══ SUPPLIED MATERIAL
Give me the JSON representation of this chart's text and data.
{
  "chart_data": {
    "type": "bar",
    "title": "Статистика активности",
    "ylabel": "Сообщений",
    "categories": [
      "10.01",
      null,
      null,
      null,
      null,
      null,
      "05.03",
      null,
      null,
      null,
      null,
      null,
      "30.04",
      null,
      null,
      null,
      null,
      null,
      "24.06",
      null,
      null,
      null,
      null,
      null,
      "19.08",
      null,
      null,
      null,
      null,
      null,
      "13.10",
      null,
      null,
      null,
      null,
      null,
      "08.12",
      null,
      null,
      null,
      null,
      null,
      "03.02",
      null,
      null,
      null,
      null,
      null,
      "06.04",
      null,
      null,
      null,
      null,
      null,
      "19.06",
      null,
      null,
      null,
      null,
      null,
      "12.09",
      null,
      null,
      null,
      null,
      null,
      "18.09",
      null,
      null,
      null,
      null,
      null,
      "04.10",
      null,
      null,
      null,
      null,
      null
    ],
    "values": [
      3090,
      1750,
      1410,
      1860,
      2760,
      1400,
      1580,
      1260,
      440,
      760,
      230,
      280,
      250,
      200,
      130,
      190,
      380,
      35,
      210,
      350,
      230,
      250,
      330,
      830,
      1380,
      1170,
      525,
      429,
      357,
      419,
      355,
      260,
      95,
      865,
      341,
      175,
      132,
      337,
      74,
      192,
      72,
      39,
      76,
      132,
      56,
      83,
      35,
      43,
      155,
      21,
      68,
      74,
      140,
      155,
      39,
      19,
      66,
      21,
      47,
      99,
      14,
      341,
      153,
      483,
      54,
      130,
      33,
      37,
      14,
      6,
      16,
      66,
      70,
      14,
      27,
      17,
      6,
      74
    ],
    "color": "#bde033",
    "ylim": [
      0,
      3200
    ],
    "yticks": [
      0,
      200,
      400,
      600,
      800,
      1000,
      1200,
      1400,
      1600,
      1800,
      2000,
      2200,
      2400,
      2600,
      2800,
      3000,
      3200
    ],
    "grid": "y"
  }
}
════
Return each line of the data exactly as written above.

Give me the JSON representation of this chart's text and data.
{
  "chart_data": {
    "type": "bar",
    "title": "Статистика активности",
    "ylabel": "Сообщений",
    "categories": [
      "10.01",
      null,
      null,
      null,
      null,
      null,
      "05.03",
      null,
      null,
      null,
      null,
      null,
      "30.04",
      null,
      null,
      null,
      null,
      null,
      "24.06",
      null,
      null,
      null,
      null,
      null,
      "19.08",
      null,
      null,
      null,
      null,
      null,
      "13.10",
      null,
      null,
      null,
      null,
      null,
      "08.12",
      null,
      null,
      null,
      null,
      null,
      "03.02",
      null,
      null,
      null,
      null,
      null,
      "06.04",
      null,
      null,
      null,
      null,
      null,
      "19.06",
      null,
      null,
      null,
      null,
      null,
      "12.09",
      null,
      null,
      null,
      null,
      null,
      "18.09",
      null,
      null,
      null,
      null,
      null,
      "04.10",
      null,
      null,
      null,
      null,
      null
    ],
    "values": [
      3090,
      1750,
      1410,
      1860,
      2760,
      1400,
      1580,
      1260,
      440,
      760,
      230,
      280,
      250,
      200,
      130,
      190,
      380,
      35,
      210,
      350,
      230,
      250,
      330,
      830,
      1380,
      1170,
      525,
      429,
      357,
      419,
      355,
      260,
      95,
      865,
      341,
      175,
      132,
      337,
      74,
      192,
      72,
      39,
      76,
      132,
      56,
      83,
      35,
      43,
      155,
      21,
      68,
      74,
      140,
      155,
      39,
      19,
      66,
      21,
      47,
      99,
      14,
      341,
      153,
      483,
      54,
      130,
      33,
      37,
      14,
      6,
      16,
      66,
      70,
      14,
      27,
      17,
      6,
      74
    ],
    "color": "#bde033",
    "ylim": [
      0,
      3200
    ],
    "yticks": [
      0,
      200,
      400,
      600,
      800,
      1000,
      1200,
      1400,
      1600,
      1800,
      2000,
      2200,
      2400,
      2600,
      2800,
      3000,
      3200
    ],
    "grid": "y"
  }
}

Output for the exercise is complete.